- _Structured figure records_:
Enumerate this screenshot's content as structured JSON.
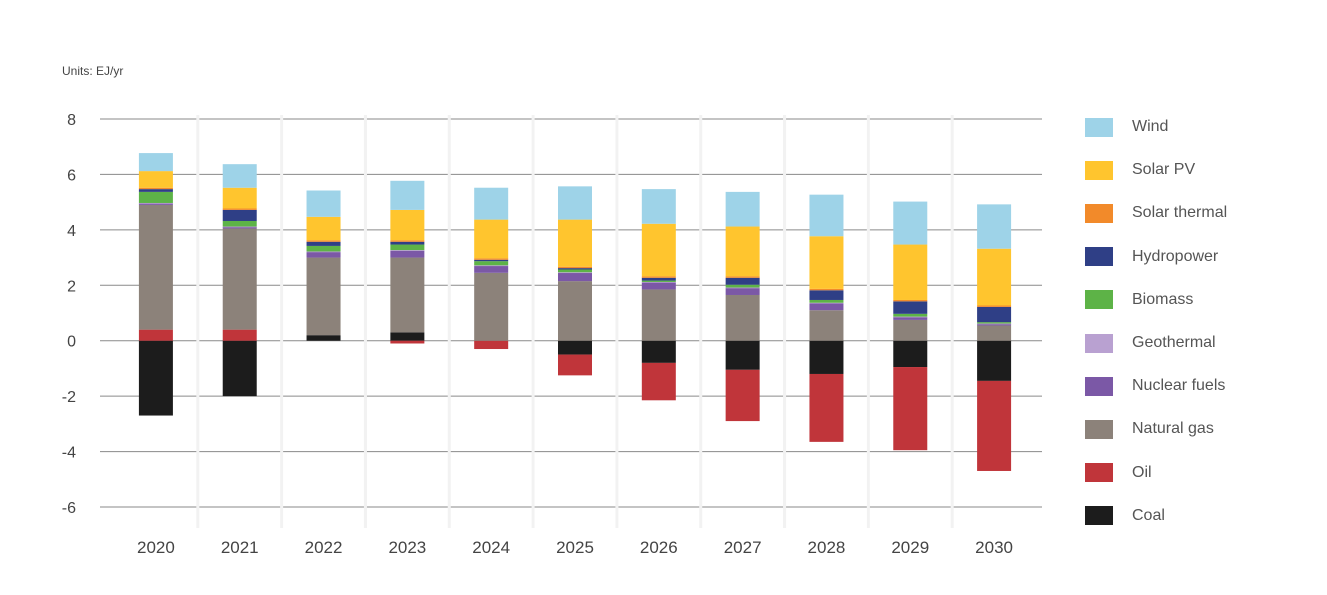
{
  "chart_data": {
    "type": "bar",
    "stacked": true,
    "units": "Units: EJ/yr",
    "categories": [
      "2020",
      "2021",
      "2022",
      "2023",
      "2024",
      "2025",
      "2026",
      "2027",
      "2028",
      "2029",
      "2030"
    ],
    "ylim": [
      -6,
      8
    ],
    "yticks": [
      8,
      6,
      4,
      2,
      0,
      -2,
      -4,
      -6
    ],
    "ytick_labels": [
      "8",
      "6",
      "4",
      "2",
      "0",
      "-2",
      "-4",
      "-6"
    ],
    "grid": true,
    "legend_position": "right",
    "series": [
      {
        "name": "Coal",
        "color": "#1c1c1c",
        "values": [
          -2.7,
          -2.0,
          0.2,
          0.3,
          0.0,
          -0.5,
          -0.8,
          -1.05,
          -1.2,
          -0.95,
          -1.45
        ]
      },
      {
        "name": "Oil",
        "color": "#c0353a",
        "values": [
          0.4,
          0.4,
          0.0,
          -0.1,
          -0.3,
          -0.75,
          -1.35,
          -1.85,
          -2.45,
          -3.0,
          -3.25
        ]
      },
      {
        "name": "Natural gas",
        "color": "#8c827a",
        "values": [
          4.5,
          3.65,
          2.8,
          2.7,
          2.45,
          2.15,
          1.85,
          1.65,
          1.1,
          0.75,
          0.55
        ]
      },
      {
        "name": "Nuclear fuels",
        "color": "#7b58a6",
        "values": [
          0.05,
          0.05,
          0.2,
          0.25,
          0.25,
          0.3,
          0.25,
          0.25,
          0.25,
          0.1,
          0.05
        ]
      },
      {
        "name": "Geothermal",
        "color": "#b9a1d1",
        "values": [
          0.02,
          0.02,
          0.02,
          0.02,
          0.02,
          0.02,
          0.02,
          0.02,
          0.02,
          0.02,
          0.02
        ]
      },
      {
        "name": "Biomass",
        "color": "#5db347",
        "values": [
          0.4,
          0.2,
          0.2,
          0.2,
          0.15,
          0.1,
          0.05,
          0.1,
          0.1,
          0.1,
          0.05
        ]
      },
      {
        "name": "Hydropower",
        "color": "#2f3f86",
        "values": [
          0.1,
          0.4,
          0.15,
          0.1,
          0.05,
          0.05,
          0.1,
          0.25,
          0.35,
          0.45,
          0.55
        ]
      },
      {
        "name": "Solar thermal",
        "color": "#f28a2a",
        "values": [
          0.05,
          0.05,
          0.05,
          0.05,
          0.05,
          0.05,
          0.05,
          0.05,
          0.05,
          0.05,
          0.05
        ]
      },
      {
        "name": "Solar PV",
        "color": "#ffc52e",
        "values": [
          0.6,
          0.75,
          0.85,
          1.1,
          1.4,
          1.7,
          1.9,
          1.8,
          1.9,
          2.0,
          2.05
        ]
      },
      {
        "name": "Wind",
        "color": "#9ed3e8",
        "values": [
          0.65,
          0.85,
          0.95,
          1.05,
          1.15,
          1.2,
          1.25,
          1.25,
          1.5,
          1.55,
          1.6
        ]
      }
    ],
    "legend_order": [
      "Wind",
      "Solar PV",
      "Solar thermal",
      "Hydropower",
      "Biomass",
      "Geothermal",
      "Nuclear fuels",
      "Natural gas",
      "Oil",
      "Coal"
    ]
  }
}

- _Task brief_: In the listing, find every line containing the word "color" and list it.

- _Answer_:
        "color": "#1c1c1c",
        "color": "#c0353a",
        "color": "#8c827a",
        "color": "#7b58a6",
        "color": "#b9a1d1",
        "color": "#5db347",
        "color": "#2f3f86",
        "color": "#f28a2a",
        "color": "#ffc52e",
        "color": "#9ed3e8",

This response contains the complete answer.